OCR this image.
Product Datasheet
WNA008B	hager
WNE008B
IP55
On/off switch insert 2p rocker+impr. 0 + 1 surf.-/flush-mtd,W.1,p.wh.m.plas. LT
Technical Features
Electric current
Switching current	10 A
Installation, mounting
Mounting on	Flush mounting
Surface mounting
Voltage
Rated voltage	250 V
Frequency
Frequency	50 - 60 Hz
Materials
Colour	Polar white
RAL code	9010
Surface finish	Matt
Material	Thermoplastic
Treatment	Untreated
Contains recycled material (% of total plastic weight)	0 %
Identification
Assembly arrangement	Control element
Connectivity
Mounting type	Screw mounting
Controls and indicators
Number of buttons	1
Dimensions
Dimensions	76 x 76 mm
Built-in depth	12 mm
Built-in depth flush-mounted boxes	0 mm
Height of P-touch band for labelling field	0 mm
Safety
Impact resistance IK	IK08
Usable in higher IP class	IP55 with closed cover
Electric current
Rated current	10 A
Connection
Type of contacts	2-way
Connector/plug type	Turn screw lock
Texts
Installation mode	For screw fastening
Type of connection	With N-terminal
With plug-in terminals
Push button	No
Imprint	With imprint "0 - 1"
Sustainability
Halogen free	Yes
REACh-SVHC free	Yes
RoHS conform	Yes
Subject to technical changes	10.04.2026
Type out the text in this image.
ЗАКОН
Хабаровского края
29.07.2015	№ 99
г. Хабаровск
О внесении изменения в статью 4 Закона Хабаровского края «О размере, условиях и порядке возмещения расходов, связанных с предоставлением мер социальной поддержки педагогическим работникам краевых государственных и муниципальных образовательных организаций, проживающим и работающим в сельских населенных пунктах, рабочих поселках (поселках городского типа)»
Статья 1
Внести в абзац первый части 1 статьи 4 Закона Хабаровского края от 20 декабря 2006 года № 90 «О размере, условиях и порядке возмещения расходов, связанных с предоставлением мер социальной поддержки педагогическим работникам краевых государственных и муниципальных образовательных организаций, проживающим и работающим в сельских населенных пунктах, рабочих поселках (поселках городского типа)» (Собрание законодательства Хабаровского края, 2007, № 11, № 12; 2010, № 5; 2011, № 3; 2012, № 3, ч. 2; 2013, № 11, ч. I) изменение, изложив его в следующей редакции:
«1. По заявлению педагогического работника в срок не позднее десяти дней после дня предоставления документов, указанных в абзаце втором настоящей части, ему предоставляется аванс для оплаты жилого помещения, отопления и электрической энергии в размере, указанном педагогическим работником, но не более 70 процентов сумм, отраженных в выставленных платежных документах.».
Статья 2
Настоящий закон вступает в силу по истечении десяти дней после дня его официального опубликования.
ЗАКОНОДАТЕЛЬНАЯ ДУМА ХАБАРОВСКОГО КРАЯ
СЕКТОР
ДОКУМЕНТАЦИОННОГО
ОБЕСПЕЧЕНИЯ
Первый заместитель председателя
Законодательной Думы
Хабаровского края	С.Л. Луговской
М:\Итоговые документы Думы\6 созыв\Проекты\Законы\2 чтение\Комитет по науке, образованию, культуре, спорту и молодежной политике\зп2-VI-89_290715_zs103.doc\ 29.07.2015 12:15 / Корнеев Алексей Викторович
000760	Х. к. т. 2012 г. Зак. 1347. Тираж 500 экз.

■ REQUIRED TASK ■
Pick out the lines that have the word "работающим". Copy them all.

■ SOLUTION TO THE EXERCISE ■
О внесении изменения в статью 4 Закона Хабаровского края «О размере, условиях и порядке возмещения расходов, связанных с предоставлением мер социальной поддержки педагогическим работникам краевых государственных и муниципальных образовательных организаций, проживающим и работающим в сельских населенных пунктах, рабочих поселках (поселках городского типа)»
Внести в абзац первый части 1 статьи 4 Закона Хабаровского края от 20 декабря 2006 года № 90 «О размере, условиях и порядке возмещения расходов, связанных с предоставлением мер социальной поддержки педагогическим работникам краевых государственных и муниципальных образовательных организаций, проживающим и работающим в сельских населенных пунктах, рабочих поселках (поселках городского типа)» (Собрание законодательства Хабаровского края, 2007, № 11, № 12; 2010, № 5; 2011, № 3; 2012, № 3, ч. 2; 2013, № 11, ч. I) изменение, изложив его в следующей редакции:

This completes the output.